↓
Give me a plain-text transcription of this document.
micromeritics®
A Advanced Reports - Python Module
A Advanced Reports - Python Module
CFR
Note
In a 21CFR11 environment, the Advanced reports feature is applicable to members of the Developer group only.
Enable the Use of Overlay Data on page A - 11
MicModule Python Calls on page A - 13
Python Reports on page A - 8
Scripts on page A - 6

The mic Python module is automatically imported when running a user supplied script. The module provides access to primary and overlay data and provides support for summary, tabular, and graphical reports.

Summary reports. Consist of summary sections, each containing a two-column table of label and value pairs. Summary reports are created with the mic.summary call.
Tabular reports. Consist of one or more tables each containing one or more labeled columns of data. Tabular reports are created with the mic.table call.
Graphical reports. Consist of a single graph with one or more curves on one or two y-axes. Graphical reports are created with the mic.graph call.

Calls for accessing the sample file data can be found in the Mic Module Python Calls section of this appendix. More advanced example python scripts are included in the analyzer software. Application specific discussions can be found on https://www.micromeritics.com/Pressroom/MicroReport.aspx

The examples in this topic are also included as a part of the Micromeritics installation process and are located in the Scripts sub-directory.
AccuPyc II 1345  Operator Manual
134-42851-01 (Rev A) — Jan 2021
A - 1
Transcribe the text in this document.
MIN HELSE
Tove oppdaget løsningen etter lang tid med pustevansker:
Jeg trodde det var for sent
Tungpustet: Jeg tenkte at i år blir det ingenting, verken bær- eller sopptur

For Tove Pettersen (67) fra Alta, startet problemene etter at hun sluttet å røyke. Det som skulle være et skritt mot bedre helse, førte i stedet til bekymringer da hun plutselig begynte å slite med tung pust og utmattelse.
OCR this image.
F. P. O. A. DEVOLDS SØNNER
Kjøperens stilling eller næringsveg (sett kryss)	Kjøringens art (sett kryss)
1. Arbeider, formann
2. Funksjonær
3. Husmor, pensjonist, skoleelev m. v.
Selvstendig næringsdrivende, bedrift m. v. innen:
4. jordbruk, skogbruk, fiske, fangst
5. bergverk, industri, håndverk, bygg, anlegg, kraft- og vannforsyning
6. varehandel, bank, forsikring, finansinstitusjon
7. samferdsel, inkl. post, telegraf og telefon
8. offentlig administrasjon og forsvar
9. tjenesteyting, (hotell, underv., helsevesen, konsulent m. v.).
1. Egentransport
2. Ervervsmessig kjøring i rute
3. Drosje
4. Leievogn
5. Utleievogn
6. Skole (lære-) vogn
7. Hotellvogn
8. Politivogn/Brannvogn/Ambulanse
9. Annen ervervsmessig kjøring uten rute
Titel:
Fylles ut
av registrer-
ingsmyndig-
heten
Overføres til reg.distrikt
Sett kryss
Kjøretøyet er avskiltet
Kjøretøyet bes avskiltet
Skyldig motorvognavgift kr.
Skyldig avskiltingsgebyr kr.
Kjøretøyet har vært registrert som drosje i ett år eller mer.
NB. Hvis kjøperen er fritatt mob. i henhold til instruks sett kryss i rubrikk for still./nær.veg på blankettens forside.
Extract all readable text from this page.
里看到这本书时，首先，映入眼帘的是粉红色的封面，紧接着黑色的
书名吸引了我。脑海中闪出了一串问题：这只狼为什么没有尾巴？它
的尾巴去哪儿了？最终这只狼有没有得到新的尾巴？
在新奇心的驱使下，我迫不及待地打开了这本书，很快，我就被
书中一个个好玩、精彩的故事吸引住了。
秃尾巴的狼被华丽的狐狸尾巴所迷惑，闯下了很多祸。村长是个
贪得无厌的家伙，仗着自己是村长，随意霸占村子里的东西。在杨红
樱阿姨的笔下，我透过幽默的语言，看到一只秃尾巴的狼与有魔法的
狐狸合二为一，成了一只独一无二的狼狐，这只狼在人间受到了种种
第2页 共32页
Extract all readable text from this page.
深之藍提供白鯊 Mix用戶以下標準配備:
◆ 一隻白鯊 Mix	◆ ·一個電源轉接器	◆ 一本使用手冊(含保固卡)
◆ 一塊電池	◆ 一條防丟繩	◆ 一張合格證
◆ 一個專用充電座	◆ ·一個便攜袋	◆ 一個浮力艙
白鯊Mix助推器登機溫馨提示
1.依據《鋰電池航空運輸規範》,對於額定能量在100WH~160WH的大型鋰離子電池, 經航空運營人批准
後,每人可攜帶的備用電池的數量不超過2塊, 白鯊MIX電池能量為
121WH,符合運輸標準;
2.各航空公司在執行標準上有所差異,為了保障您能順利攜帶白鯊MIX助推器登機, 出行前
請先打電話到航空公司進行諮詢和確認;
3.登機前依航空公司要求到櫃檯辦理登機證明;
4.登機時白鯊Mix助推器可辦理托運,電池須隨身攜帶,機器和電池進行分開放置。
↑
JOB ->
In the records above, find the lines containing "created" and copy them.

EXERCISE OUTPUT ->
Summary reports. Consist of summary sections, each containing a two-column table of label and value pairs. Summary reports are created with the mic.summary call.
Tabular reports. Consist of one or more tables each containing one or more labeled columns of data. Tabular reports are created with the mic.table call.
Graphical reports. Consist of a single graph with one or more curves on one or two y-axes. Graphical reports are created with the mic.graph call.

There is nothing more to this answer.